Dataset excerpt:
--- BEGIN ---

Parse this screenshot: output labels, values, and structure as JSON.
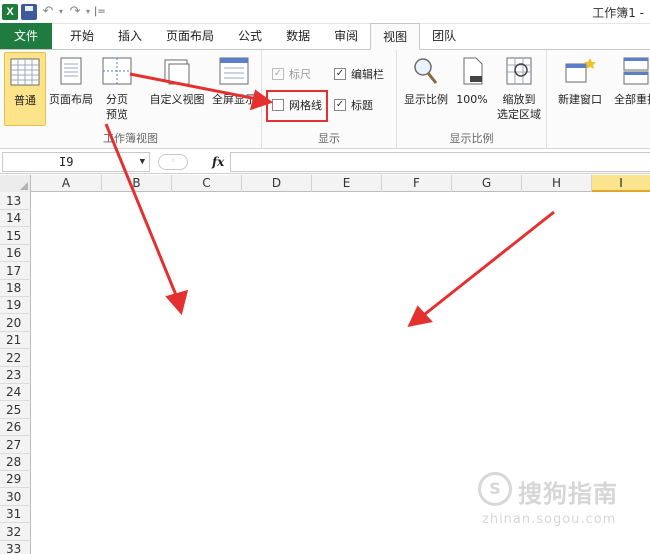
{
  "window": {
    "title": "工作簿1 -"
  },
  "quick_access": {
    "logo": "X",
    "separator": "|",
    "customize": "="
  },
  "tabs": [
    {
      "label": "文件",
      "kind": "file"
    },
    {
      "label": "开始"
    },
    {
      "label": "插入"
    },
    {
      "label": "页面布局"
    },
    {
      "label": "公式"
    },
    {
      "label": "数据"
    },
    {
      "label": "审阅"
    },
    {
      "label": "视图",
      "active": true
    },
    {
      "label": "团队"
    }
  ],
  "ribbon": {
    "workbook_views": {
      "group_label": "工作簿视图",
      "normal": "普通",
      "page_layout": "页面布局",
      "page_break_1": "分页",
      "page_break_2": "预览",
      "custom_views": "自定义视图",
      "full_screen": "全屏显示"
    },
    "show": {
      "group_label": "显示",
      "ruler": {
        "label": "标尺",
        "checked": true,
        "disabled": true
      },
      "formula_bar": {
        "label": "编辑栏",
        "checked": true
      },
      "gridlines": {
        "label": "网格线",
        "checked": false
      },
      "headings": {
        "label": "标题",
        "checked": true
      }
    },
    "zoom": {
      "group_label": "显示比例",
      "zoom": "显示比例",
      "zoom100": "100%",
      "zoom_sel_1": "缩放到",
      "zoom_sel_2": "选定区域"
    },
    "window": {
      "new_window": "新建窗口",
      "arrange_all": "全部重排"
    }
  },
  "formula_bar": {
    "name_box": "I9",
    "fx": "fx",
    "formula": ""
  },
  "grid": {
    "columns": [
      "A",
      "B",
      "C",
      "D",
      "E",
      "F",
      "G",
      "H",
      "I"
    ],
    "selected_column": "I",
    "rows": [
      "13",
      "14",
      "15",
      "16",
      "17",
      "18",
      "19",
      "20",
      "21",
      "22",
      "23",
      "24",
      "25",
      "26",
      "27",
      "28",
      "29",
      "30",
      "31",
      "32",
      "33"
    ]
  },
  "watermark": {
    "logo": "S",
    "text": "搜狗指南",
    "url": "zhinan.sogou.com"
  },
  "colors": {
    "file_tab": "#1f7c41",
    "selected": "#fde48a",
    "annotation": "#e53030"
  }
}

--- END ---

Written problem
Reproduce the listing word for word and omit its pictures.

Written response
Parse this screenshot: output labels, values, and structure as JSON.
{
  "window": {
    "title": "工作簿1 -"
  },
  "quick_access": {
    "logo": "X",
    "separator": "|",
    "customize": "="
  },
  "tabs": [
    {
      "label": "文件",
      "kind": "file"
    },
    {
      "label": "开始"
    },
    {
      "label": "插入"
    },
    {
      "label": "页面布局"
    },
    {
      "label": "公式"
    },
    {
      "label": "数据"
    },
    {
      "label": "审阅"
    },
    {
      "label": "视图",
      "active": true
    },
    {
      "label": "团队"
    }
  ],
  "ribbon": {
    "workbook_views": {
      "group_label": "工作簿视图",
      "normal": "普通",
      "page_layout": "页面布局",
      "page_break_1": "分页",
      "page_break_2": "预览",
      "custom_views": "自定义视图",
      "full_screen": "全屏显示"
    },
    "show": {
      "group_label": "显示",
      "ruler": {
        "label": "标尺",
        "checked": true,
        "disabled": true
      },
      "formula_bar": {
        "label": "编辑栏",
        "checked": true
      },
      "gridlines": {
        "label": "网格线",
        "checked": false
      },
      "headings": {
        "label": "标题",
        "checked": true
      }
    },
    "zoom": {
      "group_label": "显示比例",
      "zoom": "显示比例",
      "zoom100": "100%",
      "zoom_sel_1": "缩放到",
      "zoom_sel_2": "选定区域"
    },
    "window": {
      "new_window": "新建窗口",
      "arrange_all": "全部重排"
    }
  },
  "formula_bar": {
    "name_box": "I9",
    "fx": "fx",
    "formula": ""
  },
  "grid": {
    "columns": [
      "A",
      "B",
      "C",
      "D",
      "E",
      "F",
      "G",
      "H",
      "I"
    ],
    "selected_column": "I",
    "rows": [
      "13",
      "14",
      "15",
      "16",
      "17",
      "18",
      "19",
      "20",
      "21",
      "22",
      "23",
      "24",
      "25",
      "26",
      "27",
      "28",
      "29",
      "30",
      "31",
      "32",
      "33"
    ]
  },
  "watermark": {
    "logo": "S",
    "text": "搜狗指南",
    "url": "zhinan.sogou.com"
  },
  "colors": {
    "file_tab": "#1f7c41",
    "selected": "#fde48a",
    "annotation": "#e53030"
  }
}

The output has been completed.